Task details
A line counts if it contains the string "width"; say how many such lines there are, giving only the number.

Dataset items
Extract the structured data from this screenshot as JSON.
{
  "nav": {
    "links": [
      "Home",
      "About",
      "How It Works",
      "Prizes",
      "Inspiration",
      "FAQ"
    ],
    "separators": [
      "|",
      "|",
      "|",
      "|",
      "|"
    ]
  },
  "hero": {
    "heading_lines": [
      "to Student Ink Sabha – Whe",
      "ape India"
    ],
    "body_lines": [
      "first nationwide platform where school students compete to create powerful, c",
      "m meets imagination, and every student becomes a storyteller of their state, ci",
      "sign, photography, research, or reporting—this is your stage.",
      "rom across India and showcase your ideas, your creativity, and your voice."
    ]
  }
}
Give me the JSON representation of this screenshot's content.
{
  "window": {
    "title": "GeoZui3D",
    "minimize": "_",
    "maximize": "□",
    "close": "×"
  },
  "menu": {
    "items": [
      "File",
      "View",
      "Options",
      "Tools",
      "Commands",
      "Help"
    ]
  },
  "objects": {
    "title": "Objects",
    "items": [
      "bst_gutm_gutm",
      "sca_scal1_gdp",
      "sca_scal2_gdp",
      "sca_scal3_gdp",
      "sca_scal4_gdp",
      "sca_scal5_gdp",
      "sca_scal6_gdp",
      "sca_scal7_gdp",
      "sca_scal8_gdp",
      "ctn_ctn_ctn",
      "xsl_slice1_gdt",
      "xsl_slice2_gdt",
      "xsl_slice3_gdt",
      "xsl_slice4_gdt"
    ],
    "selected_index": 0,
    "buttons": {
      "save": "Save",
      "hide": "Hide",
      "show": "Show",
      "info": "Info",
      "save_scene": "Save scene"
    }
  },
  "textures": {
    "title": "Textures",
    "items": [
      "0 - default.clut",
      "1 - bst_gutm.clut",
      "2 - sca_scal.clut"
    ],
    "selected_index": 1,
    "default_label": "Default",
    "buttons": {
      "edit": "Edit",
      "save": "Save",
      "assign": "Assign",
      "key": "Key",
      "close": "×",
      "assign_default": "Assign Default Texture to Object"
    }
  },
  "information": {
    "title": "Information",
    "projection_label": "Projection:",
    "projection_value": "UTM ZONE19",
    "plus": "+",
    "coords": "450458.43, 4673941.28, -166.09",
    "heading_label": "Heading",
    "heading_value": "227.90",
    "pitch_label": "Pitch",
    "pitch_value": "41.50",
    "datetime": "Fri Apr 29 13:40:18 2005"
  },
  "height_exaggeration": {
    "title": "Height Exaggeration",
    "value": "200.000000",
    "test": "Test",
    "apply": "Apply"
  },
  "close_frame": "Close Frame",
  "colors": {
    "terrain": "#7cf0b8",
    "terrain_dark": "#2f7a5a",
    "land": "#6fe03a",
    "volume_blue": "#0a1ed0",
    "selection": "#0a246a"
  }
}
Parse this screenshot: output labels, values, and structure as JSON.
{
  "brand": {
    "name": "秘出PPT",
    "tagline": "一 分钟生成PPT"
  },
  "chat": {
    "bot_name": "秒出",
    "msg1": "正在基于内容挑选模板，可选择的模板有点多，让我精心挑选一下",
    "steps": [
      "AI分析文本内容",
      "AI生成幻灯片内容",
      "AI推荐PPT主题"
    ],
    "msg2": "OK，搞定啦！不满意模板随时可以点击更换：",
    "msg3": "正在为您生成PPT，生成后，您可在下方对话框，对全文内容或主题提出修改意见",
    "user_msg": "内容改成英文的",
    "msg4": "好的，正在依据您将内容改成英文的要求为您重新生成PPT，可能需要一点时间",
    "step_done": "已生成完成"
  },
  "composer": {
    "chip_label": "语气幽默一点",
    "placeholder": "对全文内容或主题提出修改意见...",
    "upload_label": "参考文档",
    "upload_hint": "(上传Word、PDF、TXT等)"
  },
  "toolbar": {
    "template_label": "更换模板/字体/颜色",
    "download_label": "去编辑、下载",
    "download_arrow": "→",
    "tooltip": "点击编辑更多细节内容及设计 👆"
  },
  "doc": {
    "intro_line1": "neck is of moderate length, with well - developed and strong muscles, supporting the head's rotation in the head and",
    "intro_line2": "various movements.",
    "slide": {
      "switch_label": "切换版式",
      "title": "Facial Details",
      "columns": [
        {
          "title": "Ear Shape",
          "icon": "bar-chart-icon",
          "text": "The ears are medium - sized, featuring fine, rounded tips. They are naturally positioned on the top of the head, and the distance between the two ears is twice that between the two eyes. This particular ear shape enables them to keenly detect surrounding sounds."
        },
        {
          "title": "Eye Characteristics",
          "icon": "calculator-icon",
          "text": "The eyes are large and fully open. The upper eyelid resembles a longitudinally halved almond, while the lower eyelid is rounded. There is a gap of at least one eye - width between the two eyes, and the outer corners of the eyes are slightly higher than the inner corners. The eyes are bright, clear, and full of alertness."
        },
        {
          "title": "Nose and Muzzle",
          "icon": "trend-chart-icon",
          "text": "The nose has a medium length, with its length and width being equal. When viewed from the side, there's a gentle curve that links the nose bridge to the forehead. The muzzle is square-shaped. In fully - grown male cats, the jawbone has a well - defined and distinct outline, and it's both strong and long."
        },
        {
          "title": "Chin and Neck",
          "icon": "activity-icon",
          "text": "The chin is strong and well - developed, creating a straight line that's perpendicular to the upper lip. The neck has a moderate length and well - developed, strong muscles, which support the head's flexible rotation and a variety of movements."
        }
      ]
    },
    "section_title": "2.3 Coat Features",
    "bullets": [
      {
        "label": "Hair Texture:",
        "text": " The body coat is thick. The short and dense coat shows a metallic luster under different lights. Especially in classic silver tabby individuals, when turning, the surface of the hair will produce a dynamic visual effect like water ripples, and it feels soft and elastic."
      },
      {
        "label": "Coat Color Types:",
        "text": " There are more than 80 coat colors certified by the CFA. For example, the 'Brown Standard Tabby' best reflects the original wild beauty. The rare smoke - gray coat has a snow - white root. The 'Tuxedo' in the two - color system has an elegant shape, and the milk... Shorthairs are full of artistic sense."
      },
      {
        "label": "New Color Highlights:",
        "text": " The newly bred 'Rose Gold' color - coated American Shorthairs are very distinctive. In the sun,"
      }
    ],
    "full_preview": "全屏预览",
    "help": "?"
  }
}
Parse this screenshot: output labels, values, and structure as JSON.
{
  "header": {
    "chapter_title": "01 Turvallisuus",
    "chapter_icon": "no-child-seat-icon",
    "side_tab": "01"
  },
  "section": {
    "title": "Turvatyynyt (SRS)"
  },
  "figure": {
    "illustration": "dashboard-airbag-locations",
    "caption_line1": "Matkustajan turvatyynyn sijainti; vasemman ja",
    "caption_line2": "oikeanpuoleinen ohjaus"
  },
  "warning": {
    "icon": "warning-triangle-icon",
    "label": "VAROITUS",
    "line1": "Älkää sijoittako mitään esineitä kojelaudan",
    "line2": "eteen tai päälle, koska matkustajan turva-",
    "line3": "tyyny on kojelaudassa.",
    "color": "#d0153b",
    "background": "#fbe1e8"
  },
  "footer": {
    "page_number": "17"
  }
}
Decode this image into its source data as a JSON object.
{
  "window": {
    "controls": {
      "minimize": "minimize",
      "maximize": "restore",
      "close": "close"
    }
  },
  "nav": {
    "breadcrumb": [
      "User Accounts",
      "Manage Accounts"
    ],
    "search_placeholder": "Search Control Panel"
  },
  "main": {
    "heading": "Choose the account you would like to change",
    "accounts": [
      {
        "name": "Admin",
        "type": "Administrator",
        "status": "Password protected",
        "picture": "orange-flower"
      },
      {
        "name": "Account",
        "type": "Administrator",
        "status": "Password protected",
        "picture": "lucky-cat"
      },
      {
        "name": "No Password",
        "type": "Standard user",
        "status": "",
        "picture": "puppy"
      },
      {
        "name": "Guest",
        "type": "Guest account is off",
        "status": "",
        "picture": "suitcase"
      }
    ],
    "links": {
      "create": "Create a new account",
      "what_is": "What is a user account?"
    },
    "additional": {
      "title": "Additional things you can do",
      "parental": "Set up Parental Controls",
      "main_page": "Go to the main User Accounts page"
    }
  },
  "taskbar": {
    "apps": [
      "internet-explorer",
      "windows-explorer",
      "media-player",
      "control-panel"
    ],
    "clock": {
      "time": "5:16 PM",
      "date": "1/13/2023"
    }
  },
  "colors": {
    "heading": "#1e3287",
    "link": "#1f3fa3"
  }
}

Correct answer
2